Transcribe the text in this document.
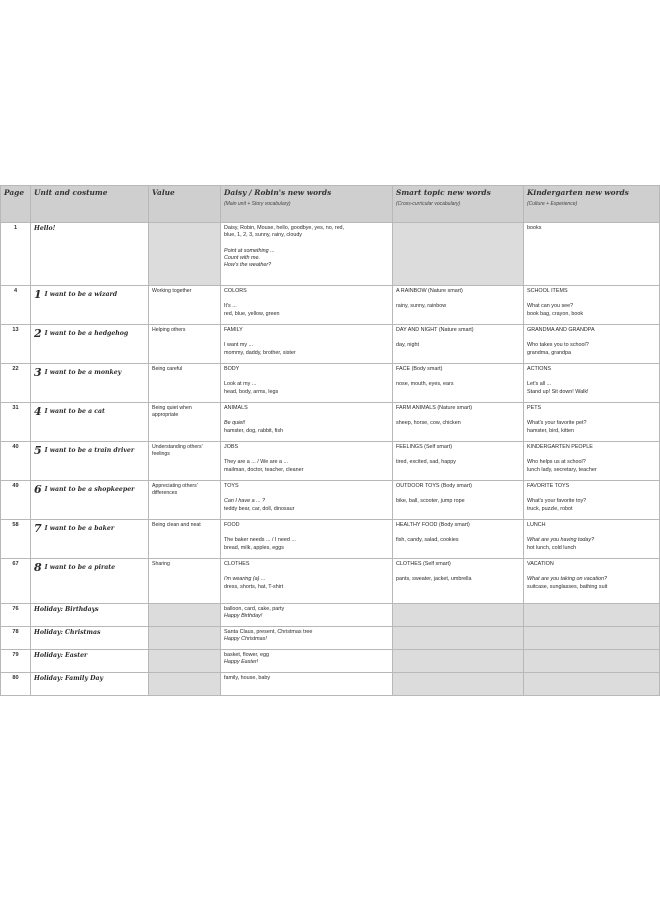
Page	Unit and costume	Value	Daisy / Robin's new words
(Main unit + Story vocabulary)	Smart topic new words
(Cross-curricular vocabulary)	Kindergarten new words
(Culture + Experience)

1	Hello!		Daisy, Robin, Mouse, hello, goodbye, yes, no, red,
blue, 1, 2, 3, sunny, rainy, cloudy
Point at something ...
Count with me.
How's the weather?		books
4	1 I want to be a wizard	Working together	COLORS
It's ...
red, blue, yellow, green	A RAINBOW (Nature smart)
rainy, sunny, rainbow	SCHOOL ITEMS
What can you see?
book bag, crayon, book

13	2 I want to be a hedgehog	Helping others	FAMILY
I want my ...
mommy, daddy, brother, sister	DAY AND NIGHT (Nature smart)
day, night	GRANDMA AND GRANDPA
Who takes you to school?
grandma, grandpa

22	3 I want to be a monkey	Being careful	BODY
Look at my ...
head, body, arms, legs	FACE (Body smart)
nose, mouth, eyes, ears	ACTIONS
Let's all ...
Stand up! Sit down! Walk!

31	4 I want to be a cat	Being quiet when appropriate	ANIMALS
Be quiet!
hamster, dog, rabbit, fish	FARM ANIMALS (Nature smart)
sheep, horse, cow, chicken	PETS
What's your favorite pet?
hamster, bird, kitten

40	5 I want to be a train driver	Understanding others' feelings	JOBS
They are a ... / We are a ...
mailman, doctor, teacher, cleaner	FEELINGS (Self smart)
tired, excited, sad, happy	KINDERGARTEN PEOPLE
Who helps us at school?
lunch lady, secretary, teacher

49	6 I want to be a shopkeeper	Appreciating others' differences	TOYS
Can I have a ... ?
teddy bear, car, doll, dinosaur	OUTDOOR TOYS (Body smart)
bike, ball, scooter, jump rope	FAVORITE TOYS
What's your favorite toy?
truck, puzzle, robot

58	7 I want to be a baker	Being clean and neat	FOOD
The baker needs ... / I need ...
bread, milk, apples, eggs	HEALTHY FOOD (Body smart)
fish, candy, salad, cookies	LUNCH
What are you having today?
hot lunch, cold lunch

67	8 I want to be a pirate	Sharing	CLOTHES
I'm wearing (a) ...
dress, shorts, hat, T-shirt	CLOTHES (Self smart)
pants, sweater, jacket, umbrella	VACATION
What are you taking on vacation?
suitcase, sunglasses, bathing suit

76	Holiday: Birthdays		balloon, card, cake, party
Happy Birthday!		

78	Holiday: Christmas		Santa Claus, present, Christmas tree
Happy Christmas!		

79	Holiday: Easter		basket, flower, egg
Happy Easter!		

80	Holiday: Family Day		family, house, baby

PROBLEM: Copy the listing in full and without alteration, omitting every picture.

ANSWER FOR THE TASK:
Transcribe the text in this document.
Page	Unit and costume	Value	Daisy / Robin's new words
(Main unit + Story vocabulary)	Smart topic new words
(Cross-curricular vocabulary)	Kindergarten new words
(Culture + Experience)

1	Hello!		Daisy, Robin, Mouse, hello, goodbye, yes, no, red,
blue, 1, 2, 3, sunny, rainy, cloudy
Point at something ...
Count with me.
How's the weather?		books
4	1 I want to be a wizard	Working together	COLORS
It's ...
red, blue, yellow, green	A RAINBOW (Nature smart)
rainy, sunny, rainbow	SCHOOL ITEMS
What can you see?
book bag, crayon, book

13	2 I want to be a hedgehog	Helping others	FAMILY
I want my ...
mommy, daddy, brother, sister	DAY AND NIGHT (Nature smart)
day, night	GRANDMA AND GRANDPA
Who takes you to school?
grandma, grandpa

22	3 I want to be a monkey	Being careful	BODY
Look at my ...
head, body, arms, legs	FACE (Body smart)
nose, mouth, eyes, ears	ACTIONS
Let's all ...
Stand up! Sit down! Walk!

31	4 I want to be a cat	Being quiet when appropriate	ANIMALS
Be quiet!
hamster, dog, rabbit, fish	FARM ANIMALS (Nature smart)
sheep, horse, cow, chicken	PETS
What's your favorite pet?
hamster, bird, kitten

40	5 I want to be a train driver	Understanding others' feelings	JOBS
They are a ... / We are a ...
mailman, doctor, teacher, cleaner	FEELINGS (Self smart)
tired, excited, sad, happy	KINDERGARTEN PEOPLE
Who helps us at school?
lunch lady, secretary, teacher

49	6 I want to be a shopkeeper	Appreciating others' differences	TOYS
Can I have a ... ?
teddy bear, car, doll, dinosaur	OUTDOOR TOYS (Body smart)
bike, ball, scooter, jump rope	FAVORITE TOYS
What's your favorite toy?
truck, puzzle, robot

58	7 I want to be a baker	Being clean and neat	FOOD
The baker needs ... / I need ...
bread, milk, apples, eggs	HEALTHY FOOD (Body smart)
fish, candy, salad, cookies	LUNCH
What are you having today?
hot lunch, cold lunch

67	8 I want to be a pirate	Sharing	CLOTHES
I'm wearing (a) ...
dress, shorts, hat, T-shirt	CLOTHES (Self smart)
pants, sweater, jacket, umbrella	VACATION
What are you taking on vacation?
suitcase, sunglasses, bathing suit

76	Holiday: Birthdays		balloon, card, cake, party
Happy Birthday!		

78	Holiday: Christmas		Santa Claus, present, Christmas tree
Happy Christmas!		

79	Holiday: Easter		basket, flower, egg
Happy Easter!		

80	Holiday: Family Day		family, house, baby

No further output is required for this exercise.